**TEXT SHOWN**

863

Case No. 11,883.

ROBBINS v. FREELAND.

[14 Int. Rev. Rec. 28.]

Circuit Court, E. D. New York.

1871.

EQUITY—REMEDY AT LAW—CONSTITUTIONALITY OF INCOME TAX LAW.

[Cited in Kensett v. Stivers, 10 Fed. 524, and in Snyder v. Marks, 109 U. S. 193, 3 Sup. Ct. 160, to the point that a bill will not lie to restrain the collection of an income tax assessed against the plaintiff upon the ground that the act of congress imposing the tax was unconstitutional and void, and alleging that the plaintiff had no remedy at law sufficient to indemnify him if the collector was allowed to distrain and sell his property.]

This action was commenced in the supreme court of the state of New York, on a motion made for an injunction restraining the defendant, who is collector of internal revenue for the First district, from collecting the tax on the income of the plaintiff, and an order was made by Judge Gilbert for the defendant to show cause why the injunction should not be made permanent. The case was afterward removed by writ of certiorari into the United States court.

Marion Windon, for plaintiff.

Benjamin F. Tracey, U. S. Dist. Atty., and John P. Hudson, for defendant.

**EXERCISE 1**
Please translate this sentence from the case report into Spanish: "The case was afterward removed by writ of certiorari into the United States court."
**EXERCISE 2**
Carry the case report on from its last line, the listing of counsel for the defendant.
The page segmentation data is separate material and is not part of the case report.

Page segmentation data
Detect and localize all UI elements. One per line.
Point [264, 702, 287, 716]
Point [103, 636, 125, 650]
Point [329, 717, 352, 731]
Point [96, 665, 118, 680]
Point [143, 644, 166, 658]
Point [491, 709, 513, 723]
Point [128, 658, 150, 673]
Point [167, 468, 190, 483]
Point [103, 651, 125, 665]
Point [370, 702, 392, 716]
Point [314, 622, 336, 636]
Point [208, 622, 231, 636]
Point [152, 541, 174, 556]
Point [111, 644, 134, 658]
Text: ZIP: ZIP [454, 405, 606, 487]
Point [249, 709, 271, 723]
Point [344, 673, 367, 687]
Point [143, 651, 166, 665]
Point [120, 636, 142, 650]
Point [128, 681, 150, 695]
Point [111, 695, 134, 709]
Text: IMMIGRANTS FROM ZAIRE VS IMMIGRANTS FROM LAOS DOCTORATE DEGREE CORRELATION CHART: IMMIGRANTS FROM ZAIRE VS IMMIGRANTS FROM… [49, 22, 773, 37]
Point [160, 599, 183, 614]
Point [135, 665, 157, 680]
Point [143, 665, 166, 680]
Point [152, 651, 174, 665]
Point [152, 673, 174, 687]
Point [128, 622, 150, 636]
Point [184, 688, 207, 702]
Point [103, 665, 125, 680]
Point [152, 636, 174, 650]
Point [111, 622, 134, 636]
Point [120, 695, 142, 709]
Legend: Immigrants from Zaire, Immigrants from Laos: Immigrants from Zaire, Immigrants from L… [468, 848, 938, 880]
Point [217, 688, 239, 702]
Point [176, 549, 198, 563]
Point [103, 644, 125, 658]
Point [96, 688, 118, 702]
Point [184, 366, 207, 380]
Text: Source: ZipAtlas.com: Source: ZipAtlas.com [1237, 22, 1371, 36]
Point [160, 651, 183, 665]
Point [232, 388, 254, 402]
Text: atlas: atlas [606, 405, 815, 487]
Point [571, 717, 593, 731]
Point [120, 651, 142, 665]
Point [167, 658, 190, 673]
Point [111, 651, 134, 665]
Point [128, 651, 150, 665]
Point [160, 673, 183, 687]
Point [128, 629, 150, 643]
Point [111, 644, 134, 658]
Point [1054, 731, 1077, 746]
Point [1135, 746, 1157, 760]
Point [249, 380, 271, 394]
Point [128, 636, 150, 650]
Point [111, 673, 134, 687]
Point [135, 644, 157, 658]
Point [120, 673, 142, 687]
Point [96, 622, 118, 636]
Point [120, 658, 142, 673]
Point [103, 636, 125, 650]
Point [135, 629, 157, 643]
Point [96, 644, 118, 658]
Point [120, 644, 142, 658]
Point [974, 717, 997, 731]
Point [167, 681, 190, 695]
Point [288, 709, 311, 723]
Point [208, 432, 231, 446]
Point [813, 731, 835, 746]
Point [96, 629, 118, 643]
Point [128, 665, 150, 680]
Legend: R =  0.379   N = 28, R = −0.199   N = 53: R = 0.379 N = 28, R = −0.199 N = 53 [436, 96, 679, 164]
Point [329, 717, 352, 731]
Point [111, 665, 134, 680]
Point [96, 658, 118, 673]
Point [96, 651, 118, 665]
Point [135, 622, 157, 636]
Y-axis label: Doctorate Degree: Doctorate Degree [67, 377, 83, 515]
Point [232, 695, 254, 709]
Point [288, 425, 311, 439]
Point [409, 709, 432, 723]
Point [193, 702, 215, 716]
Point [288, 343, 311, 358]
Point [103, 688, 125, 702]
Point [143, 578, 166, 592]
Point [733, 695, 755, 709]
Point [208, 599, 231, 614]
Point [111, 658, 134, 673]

**ANSWER AREA 1**
Posteriormente, el caso fue trasladado mediante auto de certiorari al tribunal de los Estados Unidos.

**ANSWER AREA 2**
The following points were made by Mr. Winslow in support of the motion:

I. The tax which was assessed upon the income, profits and gains of the plaintiff, was a direct tax. 1st. A part of said tax was assessed upon the rents of real estate. A tax upon real estate is a direct tax. Hylton v. U. S., 3 Dall. [3 U. S.] 171. Counsel cited a number of cases to show that a tax on the income of a thing is a tax on the thing itself. A tax upon the income of real estate is therefore a tax on real estate. 2d. The tax imposed by the acts of congress referred to is levied upon all the sources of revenue or income. Such a tax is embraced within the words, “capitation or other direct tax,” in paragraph 4, § 9, art 1, of the constitution. Here the counsel cited many authorities to support this construction of the words “direct tax.”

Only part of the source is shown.